Task to complete: Lines that hold the word "properties" should be located and copied.
--- Begin Given records ---
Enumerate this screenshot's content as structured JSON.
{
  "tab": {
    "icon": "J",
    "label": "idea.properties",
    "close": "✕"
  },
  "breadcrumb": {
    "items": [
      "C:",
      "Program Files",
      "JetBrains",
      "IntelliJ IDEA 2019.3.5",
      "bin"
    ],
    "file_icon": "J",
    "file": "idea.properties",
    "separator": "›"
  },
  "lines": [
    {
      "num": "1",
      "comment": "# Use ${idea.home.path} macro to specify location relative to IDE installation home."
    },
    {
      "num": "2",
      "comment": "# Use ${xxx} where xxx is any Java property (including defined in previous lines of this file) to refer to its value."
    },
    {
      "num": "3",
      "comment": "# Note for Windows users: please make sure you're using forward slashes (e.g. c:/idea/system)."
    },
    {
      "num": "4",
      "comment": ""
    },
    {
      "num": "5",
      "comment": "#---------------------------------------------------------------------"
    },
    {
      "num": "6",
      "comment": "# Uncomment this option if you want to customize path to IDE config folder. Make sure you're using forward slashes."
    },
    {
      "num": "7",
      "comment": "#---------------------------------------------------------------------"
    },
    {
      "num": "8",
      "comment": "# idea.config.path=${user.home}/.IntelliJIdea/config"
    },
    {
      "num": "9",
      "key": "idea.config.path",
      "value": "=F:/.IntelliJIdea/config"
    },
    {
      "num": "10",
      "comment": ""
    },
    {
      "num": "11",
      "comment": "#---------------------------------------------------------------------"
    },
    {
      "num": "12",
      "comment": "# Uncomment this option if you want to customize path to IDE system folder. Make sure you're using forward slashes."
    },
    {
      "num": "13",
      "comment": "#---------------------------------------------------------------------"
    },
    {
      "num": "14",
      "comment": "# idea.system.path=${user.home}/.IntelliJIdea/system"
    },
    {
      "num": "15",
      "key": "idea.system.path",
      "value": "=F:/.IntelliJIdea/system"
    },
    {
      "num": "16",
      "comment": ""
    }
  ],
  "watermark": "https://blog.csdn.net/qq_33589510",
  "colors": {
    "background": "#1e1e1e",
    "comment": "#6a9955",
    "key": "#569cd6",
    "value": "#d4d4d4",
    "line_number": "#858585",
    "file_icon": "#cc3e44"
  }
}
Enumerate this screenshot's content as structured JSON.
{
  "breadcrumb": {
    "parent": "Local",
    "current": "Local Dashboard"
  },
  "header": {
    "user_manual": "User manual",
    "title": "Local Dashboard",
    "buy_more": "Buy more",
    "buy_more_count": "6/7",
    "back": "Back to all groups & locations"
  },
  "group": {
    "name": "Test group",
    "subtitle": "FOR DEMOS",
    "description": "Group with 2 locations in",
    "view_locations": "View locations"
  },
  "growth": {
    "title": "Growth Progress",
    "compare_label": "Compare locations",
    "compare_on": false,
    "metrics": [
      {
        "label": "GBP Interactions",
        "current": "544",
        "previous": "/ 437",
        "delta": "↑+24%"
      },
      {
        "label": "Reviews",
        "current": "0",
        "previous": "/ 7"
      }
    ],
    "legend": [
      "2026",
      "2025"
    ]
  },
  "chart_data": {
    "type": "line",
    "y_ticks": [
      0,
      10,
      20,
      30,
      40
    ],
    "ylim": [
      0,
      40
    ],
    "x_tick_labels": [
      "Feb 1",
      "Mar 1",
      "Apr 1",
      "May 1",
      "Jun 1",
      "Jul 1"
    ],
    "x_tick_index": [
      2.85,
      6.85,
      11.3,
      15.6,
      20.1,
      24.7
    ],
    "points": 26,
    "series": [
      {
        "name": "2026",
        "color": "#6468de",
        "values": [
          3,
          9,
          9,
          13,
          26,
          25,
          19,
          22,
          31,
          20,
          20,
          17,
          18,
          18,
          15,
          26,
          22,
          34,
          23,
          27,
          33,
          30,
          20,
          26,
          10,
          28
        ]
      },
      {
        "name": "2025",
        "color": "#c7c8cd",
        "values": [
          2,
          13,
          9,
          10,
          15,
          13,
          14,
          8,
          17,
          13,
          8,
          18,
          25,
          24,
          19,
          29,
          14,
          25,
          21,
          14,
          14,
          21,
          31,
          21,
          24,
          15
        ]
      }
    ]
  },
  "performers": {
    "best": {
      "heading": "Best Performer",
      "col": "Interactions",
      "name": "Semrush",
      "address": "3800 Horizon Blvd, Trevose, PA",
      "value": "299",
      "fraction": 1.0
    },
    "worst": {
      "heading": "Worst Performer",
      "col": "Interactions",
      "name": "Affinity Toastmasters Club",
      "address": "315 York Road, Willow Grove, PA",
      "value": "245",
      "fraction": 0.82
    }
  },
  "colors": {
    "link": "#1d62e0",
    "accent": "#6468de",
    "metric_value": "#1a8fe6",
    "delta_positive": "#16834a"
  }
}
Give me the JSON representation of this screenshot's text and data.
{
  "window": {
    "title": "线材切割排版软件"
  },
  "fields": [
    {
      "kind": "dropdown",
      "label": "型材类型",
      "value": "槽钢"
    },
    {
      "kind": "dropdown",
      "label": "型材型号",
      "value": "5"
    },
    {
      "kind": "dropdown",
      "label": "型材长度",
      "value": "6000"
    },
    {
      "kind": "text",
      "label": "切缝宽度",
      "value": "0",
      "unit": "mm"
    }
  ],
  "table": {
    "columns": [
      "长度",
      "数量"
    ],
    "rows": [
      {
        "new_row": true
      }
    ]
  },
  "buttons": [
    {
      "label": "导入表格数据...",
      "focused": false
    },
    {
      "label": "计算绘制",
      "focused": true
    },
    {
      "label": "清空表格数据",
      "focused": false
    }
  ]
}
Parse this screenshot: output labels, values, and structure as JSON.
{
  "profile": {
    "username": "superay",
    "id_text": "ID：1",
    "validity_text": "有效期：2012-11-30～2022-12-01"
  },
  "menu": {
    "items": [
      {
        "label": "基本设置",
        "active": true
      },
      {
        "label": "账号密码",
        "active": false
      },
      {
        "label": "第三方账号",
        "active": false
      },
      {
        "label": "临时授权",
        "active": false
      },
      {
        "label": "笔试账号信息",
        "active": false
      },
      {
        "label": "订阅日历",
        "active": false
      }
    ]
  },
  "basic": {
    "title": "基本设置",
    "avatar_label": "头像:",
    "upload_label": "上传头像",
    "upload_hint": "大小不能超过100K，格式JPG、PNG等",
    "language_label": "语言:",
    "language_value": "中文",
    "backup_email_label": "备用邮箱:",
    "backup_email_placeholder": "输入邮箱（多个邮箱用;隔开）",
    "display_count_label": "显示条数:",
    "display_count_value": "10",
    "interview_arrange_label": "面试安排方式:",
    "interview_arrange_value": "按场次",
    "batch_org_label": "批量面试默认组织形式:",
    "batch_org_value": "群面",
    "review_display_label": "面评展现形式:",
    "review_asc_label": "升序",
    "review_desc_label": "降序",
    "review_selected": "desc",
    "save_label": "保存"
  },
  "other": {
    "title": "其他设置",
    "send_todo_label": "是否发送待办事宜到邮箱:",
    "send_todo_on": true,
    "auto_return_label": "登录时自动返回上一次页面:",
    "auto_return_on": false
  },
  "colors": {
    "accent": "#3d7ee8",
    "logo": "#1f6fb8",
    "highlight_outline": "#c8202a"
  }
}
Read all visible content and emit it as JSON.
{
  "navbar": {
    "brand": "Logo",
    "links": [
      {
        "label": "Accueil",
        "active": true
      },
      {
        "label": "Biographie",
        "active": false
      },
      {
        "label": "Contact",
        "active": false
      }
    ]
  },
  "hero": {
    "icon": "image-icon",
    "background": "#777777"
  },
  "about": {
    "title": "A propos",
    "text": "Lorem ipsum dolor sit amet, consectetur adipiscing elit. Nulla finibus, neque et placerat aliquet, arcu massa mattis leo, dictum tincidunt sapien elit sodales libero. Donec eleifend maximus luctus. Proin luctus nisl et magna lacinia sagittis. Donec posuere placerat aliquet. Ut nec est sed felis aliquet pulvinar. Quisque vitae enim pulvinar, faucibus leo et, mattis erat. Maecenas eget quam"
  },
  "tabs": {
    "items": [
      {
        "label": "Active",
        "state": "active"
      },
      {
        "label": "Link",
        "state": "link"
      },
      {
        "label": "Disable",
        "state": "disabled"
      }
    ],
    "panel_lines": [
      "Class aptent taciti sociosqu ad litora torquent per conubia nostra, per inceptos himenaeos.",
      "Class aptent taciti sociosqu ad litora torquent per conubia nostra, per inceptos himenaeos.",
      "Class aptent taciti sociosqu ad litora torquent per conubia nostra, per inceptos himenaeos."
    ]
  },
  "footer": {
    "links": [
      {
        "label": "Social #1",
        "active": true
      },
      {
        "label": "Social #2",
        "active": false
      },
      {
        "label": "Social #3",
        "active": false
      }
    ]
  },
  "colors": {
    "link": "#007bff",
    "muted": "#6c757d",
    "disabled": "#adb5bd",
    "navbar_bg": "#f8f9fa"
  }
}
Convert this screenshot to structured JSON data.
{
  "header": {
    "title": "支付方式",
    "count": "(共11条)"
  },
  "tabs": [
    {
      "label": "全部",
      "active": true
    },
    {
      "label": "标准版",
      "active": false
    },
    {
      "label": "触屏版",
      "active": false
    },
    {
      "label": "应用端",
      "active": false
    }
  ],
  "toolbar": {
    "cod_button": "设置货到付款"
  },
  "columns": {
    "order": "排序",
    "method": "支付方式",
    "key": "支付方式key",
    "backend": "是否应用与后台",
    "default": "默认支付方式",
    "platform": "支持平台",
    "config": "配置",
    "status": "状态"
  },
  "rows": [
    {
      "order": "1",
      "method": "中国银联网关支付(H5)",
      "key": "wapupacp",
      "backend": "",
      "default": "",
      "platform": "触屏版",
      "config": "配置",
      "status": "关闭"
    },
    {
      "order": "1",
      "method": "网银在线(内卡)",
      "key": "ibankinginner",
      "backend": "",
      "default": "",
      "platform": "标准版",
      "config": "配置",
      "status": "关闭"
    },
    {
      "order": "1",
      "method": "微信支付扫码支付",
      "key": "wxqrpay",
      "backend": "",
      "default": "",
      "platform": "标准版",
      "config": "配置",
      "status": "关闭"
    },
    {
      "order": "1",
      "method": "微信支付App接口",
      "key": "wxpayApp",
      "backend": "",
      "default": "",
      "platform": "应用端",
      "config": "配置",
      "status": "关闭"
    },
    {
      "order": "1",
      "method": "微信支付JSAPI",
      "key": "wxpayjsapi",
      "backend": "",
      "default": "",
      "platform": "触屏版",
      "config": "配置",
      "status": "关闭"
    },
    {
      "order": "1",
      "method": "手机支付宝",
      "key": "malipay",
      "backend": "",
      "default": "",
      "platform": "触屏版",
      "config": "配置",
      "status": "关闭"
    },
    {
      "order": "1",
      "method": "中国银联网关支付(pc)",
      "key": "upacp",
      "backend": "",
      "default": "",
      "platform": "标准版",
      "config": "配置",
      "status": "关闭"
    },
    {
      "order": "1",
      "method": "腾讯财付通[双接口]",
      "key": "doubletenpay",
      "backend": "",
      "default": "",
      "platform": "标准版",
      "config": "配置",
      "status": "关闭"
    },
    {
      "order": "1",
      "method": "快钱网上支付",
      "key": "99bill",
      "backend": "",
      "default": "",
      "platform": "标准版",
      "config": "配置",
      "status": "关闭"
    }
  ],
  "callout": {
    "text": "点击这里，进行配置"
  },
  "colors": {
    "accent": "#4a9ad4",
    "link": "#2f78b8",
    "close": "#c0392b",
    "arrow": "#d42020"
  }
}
--- End Given records ---
Result:
    "label": "idea.properties",
    "file": "idea.properties",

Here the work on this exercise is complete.